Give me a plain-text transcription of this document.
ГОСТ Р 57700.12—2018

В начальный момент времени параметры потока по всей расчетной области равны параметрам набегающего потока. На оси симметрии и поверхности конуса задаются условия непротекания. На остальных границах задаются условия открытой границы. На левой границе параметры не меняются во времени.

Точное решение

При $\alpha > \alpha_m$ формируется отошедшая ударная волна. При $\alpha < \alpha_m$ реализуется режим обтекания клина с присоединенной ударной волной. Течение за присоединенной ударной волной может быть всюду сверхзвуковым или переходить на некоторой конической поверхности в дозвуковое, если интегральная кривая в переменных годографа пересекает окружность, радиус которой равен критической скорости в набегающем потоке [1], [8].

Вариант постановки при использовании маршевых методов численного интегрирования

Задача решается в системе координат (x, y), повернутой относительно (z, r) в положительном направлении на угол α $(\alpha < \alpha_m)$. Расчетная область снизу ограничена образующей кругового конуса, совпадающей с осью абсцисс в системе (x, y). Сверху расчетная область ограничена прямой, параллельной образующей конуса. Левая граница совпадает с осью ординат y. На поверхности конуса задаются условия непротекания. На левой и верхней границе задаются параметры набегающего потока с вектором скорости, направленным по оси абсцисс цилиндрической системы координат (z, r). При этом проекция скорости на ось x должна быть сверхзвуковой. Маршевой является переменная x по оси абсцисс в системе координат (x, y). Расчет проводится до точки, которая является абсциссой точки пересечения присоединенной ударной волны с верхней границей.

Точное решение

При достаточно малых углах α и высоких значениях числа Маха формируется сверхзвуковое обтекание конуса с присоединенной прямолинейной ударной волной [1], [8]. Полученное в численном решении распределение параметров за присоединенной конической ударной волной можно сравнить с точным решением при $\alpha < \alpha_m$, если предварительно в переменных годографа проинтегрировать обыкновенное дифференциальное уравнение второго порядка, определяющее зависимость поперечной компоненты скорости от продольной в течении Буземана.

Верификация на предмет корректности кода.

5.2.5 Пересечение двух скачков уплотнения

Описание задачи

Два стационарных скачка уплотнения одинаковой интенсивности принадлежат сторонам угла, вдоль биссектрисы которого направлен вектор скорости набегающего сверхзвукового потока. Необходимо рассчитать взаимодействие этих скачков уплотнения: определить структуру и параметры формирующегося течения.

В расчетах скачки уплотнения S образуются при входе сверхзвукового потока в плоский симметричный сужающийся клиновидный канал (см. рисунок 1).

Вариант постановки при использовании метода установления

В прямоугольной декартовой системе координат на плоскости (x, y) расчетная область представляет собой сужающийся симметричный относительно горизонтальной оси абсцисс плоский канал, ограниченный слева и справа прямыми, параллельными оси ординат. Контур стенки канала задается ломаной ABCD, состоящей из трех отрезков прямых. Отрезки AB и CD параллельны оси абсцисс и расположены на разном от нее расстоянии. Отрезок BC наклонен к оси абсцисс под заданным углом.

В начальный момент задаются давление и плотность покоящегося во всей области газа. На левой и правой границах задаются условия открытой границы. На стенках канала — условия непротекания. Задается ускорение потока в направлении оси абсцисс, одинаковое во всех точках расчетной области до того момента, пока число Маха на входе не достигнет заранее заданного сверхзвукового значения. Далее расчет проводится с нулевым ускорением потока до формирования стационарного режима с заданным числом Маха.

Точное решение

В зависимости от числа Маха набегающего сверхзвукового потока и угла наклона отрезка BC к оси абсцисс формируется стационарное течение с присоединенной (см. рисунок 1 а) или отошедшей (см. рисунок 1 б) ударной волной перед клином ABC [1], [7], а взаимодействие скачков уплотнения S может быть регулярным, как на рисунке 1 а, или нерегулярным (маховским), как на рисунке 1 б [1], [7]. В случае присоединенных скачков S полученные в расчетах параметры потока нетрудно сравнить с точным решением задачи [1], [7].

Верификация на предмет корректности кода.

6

□ □ □

> _What needs to be done_
Quote each line of the data above exactly as written.

> _Solution for this exercise_
Give me a plain-text transcription of this document.
ГОСТ Р 57700.12—2018

В начальный момент времени параметры потока по всей расчетной области равны параметрам набегающего потока. На оси симметрии и поверхности конуса задаются условия непротекания. На остальных границах задаются условия открытой границы. На левой границе параметры не меняются во времени.

Точное решение

При $\alpha > \alpha_m$ формируется отошедшая ударная волна. При $\alpha < \alpha_m$ реализуется режим обтекания клина с присоединенной ударной волной. Течение за присоединенной ударной волной может быть всюду сверхзвуковым или переходить на некоторой конической поверхности в дозвуковое, если интегральная кривая в переменных годографа пересекает окружность, радиус которой равен критической скорости в набегающем потоке [1], [8].

Вариант постановки при использовании маршевых методов численного интегрирования

Задача решается в системе координат (x, y), повернутой относительно (z, r) в положительном направлении на угол α $(\alpha < \alpha_m)$. Расчетная область снизу ограничена образующей кругового конуса, совпадающей с осью абсцисс в системе (x, y). Сверху расчетная область ограничена прямой, параллельной образующей конуса. Левая граница совпадает с осью ординат y. На поверхности конуса задаются условия непротекания. На левой и верхней границе задаются параметры набегающего потока с вектором скорости, направленным по оси абсцисс цилиндрической системы координат (z, r). При этом проекция скорости на ось x должна быть сверхзвуковой. Маршевой является переменная x по оси абсцисс в системе координат (x, y). Расчет проводится до точки, которая является абсциссой точки пересечения присоединенной ударной волны с верхней границей.

Точное решение

При достаточно малых углах α и высоких значениях числа Маха формируется сверхзвуковое обтекание конуса с присоединенной прямолинейной ударной волной [1], [8]. Полученное в численном решении распределение параметров за присоединенной конической ударной волной можно сравнить с точным решением при $\alpha < \alpha_m$, если предварительно в переменных годографа проинтегрировать обыкновенное дифференциальное уравнение второго порядка, определяющее зависимость поперечной компоненты скорости от продольной в течении Буземана.

Верификация на предмет корректности кода.

5.2.5 Пересечение двух скачков уплотнения

Описание задачи

Два стационарных скачка уплотнения одинаковой интенсивности принадлежат сторонам угла, вдоль биссектрисы которого направлен вектор скорости набегающего сверхзвукового потока. Необходимо рассчитать взаимодействие этих скачков уплотнения: определить структуру и параметры формирующегося течения.

В расчетах скачки уплотнения S образуются при входе сверхзвукового потока в плоский симметричный сужающийся клиновидный канал (см. рисунок 1).

Вариант постановки при использовании метода установления

В прямоугольной декартовой системе координат на плоскости (x, y) расчетная область представляет собой сужающийся симметричный относительно горизонтальной оси абсцисс плоский канал, ограниченный слева и справа прямыми, параллельными оси ординат. Контур стенки канала задается ломаной ABCD, состоящей из трех отрезков прямых. Отрезки AB и CD параллельны оси абсцисс и расположены на разном от нее расстоянии. Отрезок BC наклонен к оси абсцисс под заданным углом.

В начальный момент задаются давление и плотность покоящегося во всей области газа. На левой и правой границах задаются условия открытой границы. На стенках канала — условия непротекания. Задается ускорение потока в направлении оси абсцисс, одинаковое во всех точках расчетной области до того момента, пока число Маха на входе не достигнет заранее заданного сверхзвукового значения. Далее расчет проводится с нулевым ускорением потока до формирования стационарного режима с заданным числом Маха.

Точное решение

В зависимости от числа Маха набегающего сверхзвукового потока и угла наклона отрезка BC к оси абсцисс формируется стационарное течение с присоединенной (см. рисунок 1 а) или отошедшей (см. рисунок 1 б) ударной волной перед клином ABC [1], [7], а взаимодействие скачков уплотнения S может быть регулярным, как на рисунке 1 а, или нерегулярным (маховским), как на рисунке 1 б [1], [7]. В случае присоединенных скачков S полученные в расчетах параметры потока нетрудно сравнить с точным решением задачи [1], [7].

Верификация на предмет корректности кода.

6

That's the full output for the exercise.